* _EXERCISE GOAL_:
How many lines of these records hold the string "Transform"? Reply with the number alone.

[Part of a data file]
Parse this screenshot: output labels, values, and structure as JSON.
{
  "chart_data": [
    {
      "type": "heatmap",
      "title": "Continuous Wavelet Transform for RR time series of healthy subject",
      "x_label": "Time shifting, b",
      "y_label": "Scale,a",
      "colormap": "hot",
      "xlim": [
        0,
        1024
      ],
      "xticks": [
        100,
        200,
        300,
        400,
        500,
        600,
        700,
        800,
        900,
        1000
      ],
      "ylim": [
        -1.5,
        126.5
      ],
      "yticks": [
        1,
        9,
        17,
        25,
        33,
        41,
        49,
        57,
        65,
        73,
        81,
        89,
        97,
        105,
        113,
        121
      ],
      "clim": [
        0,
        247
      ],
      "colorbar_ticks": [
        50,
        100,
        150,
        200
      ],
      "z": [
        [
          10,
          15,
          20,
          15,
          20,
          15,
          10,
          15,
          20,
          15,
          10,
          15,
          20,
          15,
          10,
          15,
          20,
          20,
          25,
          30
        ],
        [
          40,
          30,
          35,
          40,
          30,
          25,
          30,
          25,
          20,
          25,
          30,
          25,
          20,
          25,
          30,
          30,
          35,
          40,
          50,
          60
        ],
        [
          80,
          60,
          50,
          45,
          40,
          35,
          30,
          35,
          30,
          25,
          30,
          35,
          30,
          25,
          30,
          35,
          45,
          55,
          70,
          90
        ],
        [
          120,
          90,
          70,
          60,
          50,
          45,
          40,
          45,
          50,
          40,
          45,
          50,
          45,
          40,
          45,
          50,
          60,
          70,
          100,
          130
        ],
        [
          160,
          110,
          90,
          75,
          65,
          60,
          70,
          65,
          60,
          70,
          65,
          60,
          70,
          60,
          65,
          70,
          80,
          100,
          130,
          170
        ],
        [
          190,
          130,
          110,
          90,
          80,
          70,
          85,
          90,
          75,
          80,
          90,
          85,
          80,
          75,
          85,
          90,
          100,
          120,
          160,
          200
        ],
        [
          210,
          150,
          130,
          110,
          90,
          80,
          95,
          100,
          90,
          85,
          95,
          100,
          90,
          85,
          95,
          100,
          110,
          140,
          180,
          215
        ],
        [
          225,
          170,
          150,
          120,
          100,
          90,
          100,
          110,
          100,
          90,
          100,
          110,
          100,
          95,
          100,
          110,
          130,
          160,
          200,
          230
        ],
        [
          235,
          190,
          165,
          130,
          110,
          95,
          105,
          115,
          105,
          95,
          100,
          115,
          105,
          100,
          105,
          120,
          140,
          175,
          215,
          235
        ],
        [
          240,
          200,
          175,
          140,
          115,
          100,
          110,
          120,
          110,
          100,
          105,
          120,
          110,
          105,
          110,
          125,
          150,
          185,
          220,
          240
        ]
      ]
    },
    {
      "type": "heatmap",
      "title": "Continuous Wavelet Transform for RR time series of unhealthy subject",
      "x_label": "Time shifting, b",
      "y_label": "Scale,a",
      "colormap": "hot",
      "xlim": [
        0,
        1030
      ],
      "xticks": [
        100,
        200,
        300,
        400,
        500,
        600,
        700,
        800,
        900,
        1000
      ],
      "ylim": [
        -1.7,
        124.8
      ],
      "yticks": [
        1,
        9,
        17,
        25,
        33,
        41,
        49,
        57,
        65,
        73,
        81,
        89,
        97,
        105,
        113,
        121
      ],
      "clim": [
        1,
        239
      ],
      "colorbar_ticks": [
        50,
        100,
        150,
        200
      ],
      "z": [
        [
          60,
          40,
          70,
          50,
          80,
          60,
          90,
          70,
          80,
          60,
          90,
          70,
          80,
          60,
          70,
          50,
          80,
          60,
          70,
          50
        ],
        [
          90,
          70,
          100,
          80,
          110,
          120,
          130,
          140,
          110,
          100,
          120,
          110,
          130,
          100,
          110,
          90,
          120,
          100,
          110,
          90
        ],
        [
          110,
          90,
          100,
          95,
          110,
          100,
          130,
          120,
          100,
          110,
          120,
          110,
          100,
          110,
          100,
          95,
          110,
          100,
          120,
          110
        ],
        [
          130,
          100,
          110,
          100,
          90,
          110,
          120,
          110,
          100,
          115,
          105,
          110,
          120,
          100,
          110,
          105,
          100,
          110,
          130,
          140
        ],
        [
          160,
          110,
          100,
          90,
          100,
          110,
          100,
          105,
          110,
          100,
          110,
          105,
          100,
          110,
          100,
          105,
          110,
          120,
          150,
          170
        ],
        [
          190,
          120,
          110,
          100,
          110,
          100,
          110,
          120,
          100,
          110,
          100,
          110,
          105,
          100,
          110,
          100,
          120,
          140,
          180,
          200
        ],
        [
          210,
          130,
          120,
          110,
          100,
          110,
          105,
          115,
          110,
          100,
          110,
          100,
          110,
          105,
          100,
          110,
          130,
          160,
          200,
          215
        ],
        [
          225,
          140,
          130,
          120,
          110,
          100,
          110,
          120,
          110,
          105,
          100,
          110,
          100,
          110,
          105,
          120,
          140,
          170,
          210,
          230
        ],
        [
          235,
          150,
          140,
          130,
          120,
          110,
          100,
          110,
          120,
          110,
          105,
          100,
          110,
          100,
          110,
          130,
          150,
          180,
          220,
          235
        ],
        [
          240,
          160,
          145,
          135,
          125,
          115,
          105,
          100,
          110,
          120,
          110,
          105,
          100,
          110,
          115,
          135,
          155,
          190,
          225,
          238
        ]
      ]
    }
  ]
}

---

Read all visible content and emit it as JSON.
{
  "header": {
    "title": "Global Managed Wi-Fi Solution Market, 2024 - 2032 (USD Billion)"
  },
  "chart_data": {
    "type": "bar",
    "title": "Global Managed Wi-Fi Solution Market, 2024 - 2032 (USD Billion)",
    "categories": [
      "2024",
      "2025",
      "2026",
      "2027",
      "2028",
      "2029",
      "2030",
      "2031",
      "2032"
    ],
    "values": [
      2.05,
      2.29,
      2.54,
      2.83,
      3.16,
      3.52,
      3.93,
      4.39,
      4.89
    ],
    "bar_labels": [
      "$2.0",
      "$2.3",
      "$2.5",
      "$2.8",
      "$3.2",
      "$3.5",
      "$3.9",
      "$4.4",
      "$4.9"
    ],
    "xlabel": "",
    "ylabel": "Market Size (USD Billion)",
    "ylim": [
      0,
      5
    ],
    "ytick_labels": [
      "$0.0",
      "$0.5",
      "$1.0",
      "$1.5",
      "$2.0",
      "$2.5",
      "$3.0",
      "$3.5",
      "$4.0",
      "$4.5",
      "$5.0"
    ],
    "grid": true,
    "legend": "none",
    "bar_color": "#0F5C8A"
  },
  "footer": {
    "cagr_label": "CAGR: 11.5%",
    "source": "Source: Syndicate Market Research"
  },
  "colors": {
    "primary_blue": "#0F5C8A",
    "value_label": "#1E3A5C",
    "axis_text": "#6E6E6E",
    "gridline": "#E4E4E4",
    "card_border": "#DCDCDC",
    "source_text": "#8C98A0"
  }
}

==

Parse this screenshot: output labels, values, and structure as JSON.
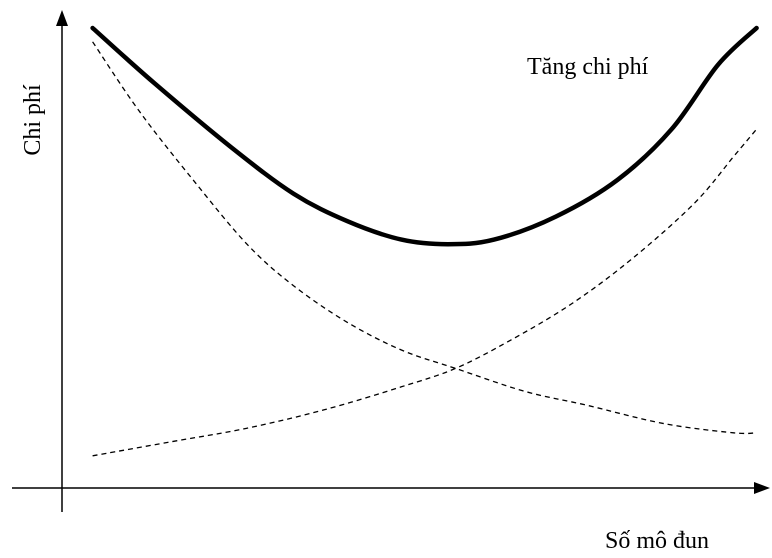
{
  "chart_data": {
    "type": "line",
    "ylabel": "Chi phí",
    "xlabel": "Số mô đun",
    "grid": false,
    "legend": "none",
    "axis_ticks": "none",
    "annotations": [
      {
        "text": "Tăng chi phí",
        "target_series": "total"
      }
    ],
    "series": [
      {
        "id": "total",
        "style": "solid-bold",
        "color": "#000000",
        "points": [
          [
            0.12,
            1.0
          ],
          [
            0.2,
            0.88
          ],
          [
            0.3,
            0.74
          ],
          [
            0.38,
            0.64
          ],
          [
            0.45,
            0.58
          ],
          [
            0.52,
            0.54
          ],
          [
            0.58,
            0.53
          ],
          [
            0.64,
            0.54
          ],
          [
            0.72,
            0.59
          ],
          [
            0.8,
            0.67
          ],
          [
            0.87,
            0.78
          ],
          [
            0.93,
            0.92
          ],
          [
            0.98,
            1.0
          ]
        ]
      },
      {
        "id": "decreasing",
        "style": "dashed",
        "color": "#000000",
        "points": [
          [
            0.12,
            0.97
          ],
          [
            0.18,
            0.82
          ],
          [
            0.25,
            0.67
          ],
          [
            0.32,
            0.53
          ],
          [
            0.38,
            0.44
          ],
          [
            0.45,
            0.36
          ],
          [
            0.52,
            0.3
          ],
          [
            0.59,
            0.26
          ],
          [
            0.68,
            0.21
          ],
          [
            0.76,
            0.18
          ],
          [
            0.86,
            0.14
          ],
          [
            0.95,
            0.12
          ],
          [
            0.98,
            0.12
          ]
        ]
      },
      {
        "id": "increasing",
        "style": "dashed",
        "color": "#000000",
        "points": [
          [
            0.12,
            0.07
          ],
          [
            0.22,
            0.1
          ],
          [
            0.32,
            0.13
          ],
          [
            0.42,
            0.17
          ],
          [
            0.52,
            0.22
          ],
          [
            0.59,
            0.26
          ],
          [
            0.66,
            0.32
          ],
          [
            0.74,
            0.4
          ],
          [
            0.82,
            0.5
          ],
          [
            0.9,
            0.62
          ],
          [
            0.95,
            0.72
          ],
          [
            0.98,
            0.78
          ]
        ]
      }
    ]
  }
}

* _THE COMPLETED TASK_:
2